Stored records
___

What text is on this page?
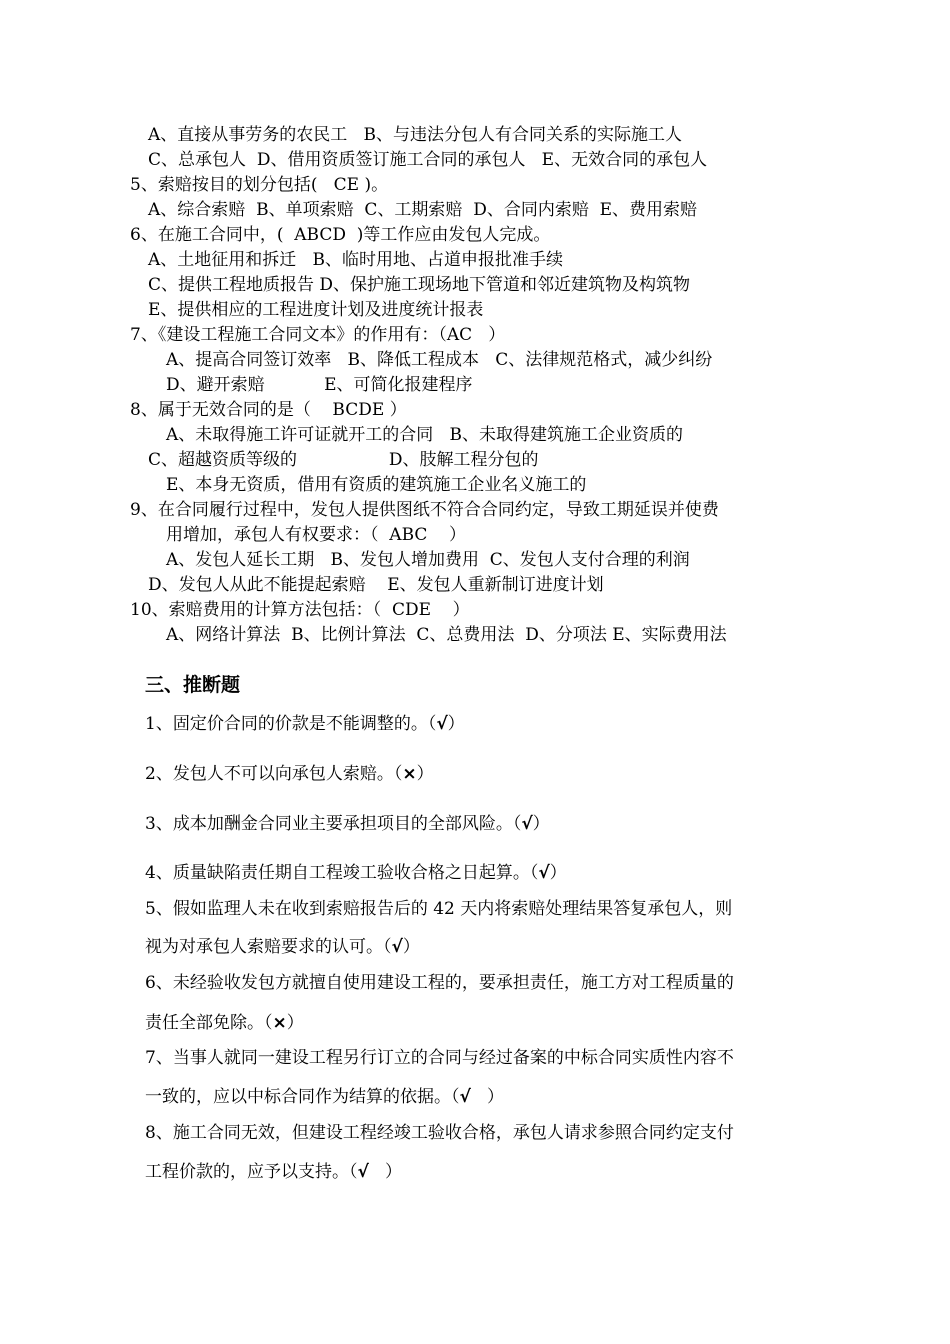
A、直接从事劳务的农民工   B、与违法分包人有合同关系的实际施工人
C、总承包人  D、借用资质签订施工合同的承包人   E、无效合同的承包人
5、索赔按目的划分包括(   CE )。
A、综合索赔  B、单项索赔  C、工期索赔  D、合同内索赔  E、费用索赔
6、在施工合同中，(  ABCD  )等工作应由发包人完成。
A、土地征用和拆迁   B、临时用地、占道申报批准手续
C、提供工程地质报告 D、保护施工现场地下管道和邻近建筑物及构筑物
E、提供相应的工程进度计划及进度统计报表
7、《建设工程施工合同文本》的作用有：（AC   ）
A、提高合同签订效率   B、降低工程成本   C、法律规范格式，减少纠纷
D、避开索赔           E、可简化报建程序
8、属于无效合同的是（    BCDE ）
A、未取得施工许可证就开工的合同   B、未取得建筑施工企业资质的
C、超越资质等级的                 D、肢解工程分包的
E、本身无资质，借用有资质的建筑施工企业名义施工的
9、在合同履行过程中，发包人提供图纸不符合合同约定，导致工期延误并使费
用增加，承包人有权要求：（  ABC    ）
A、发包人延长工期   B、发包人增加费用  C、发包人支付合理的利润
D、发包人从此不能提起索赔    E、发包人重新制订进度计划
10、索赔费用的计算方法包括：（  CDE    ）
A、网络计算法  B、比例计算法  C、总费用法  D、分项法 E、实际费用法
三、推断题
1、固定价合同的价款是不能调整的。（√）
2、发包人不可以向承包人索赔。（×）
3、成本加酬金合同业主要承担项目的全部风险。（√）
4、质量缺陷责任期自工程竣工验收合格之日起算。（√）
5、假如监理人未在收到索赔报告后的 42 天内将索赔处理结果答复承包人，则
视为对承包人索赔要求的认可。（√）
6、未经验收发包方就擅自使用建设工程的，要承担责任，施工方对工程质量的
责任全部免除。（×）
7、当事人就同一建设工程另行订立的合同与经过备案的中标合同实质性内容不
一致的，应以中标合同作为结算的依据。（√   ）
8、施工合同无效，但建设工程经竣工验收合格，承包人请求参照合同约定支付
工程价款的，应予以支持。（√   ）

___

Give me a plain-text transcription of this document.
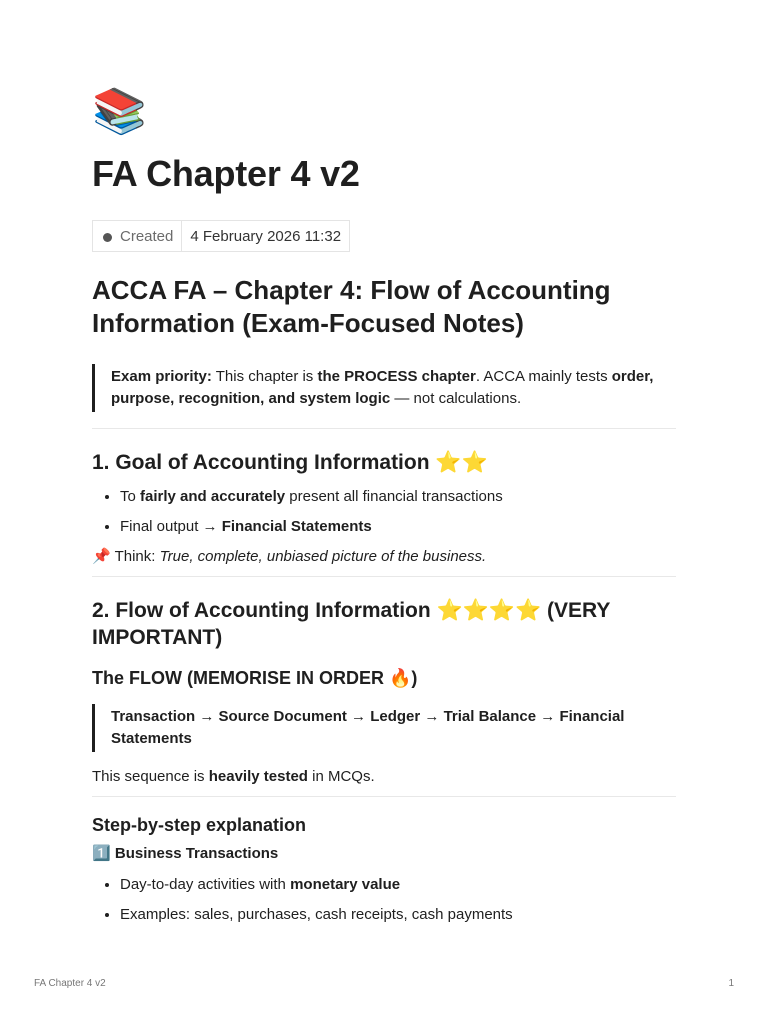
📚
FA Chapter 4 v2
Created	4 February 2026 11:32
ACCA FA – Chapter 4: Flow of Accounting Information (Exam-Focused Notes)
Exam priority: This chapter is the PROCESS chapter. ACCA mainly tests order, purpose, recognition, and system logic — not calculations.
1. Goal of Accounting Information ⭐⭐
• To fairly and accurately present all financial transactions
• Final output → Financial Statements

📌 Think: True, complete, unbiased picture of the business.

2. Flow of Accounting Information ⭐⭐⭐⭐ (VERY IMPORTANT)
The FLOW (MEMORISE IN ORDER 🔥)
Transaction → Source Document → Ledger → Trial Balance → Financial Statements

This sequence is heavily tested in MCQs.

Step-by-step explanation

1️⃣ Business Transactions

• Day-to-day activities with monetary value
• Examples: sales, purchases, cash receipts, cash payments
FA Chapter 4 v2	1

___

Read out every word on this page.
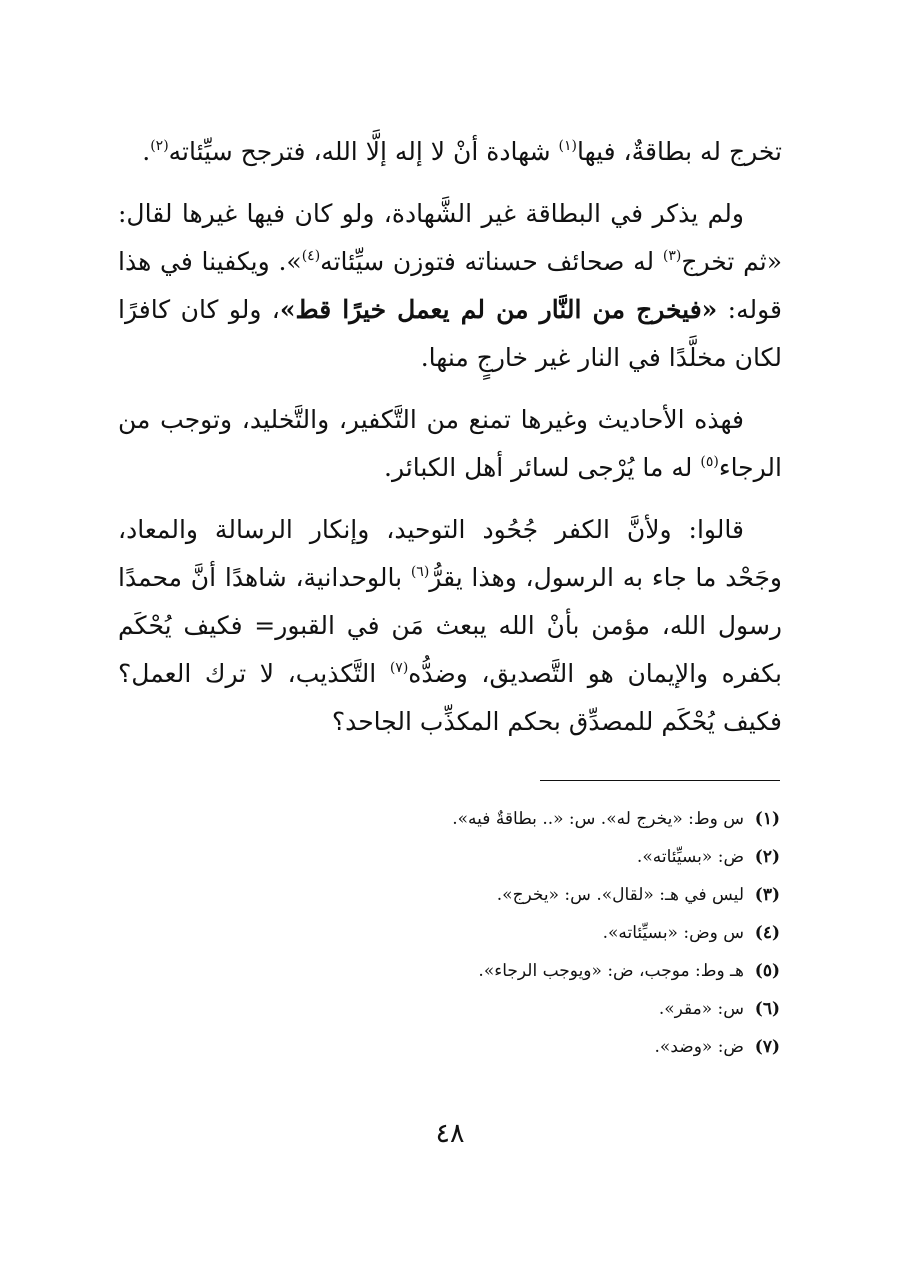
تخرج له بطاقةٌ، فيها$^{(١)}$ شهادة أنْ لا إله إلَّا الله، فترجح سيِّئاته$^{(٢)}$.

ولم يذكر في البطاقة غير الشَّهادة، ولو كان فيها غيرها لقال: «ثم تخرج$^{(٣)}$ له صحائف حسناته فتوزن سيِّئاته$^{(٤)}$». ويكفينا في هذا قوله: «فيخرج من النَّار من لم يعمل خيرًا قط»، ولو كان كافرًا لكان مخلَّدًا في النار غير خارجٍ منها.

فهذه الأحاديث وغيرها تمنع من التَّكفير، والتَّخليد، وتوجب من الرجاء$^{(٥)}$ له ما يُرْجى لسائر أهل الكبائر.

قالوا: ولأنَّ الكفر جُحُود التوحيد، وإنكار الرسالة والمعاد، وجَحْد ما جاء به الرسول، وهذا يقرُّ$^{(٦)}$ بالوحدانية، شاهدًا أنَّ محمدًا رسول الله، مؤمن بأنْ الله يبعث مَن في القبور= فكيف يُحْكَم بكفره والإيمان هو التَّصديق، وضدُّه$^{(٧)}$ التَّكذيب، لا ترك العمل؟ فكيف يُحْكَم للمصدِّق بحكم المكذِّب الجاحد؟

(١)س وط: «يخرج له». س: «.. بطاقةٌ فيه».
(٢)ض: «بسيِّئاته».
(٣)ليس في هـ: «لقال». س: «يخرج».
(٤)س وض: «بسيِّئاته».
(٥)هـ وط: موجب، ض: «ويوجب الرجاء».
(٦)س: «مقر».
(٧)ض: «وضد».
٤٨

___

* **Work to be completed**
Pull out all lines from the entries above that include the word "Information".

* **Answer in full**
ACCA FA – Chapter 4: Flow of Accounting Information (Exam-Focused Notes)
1. Goal of Accounting Information ⭐⭐
2. Flow of Accounting Information ⭐⭐⭐⭐ (VERY IMPORTANT)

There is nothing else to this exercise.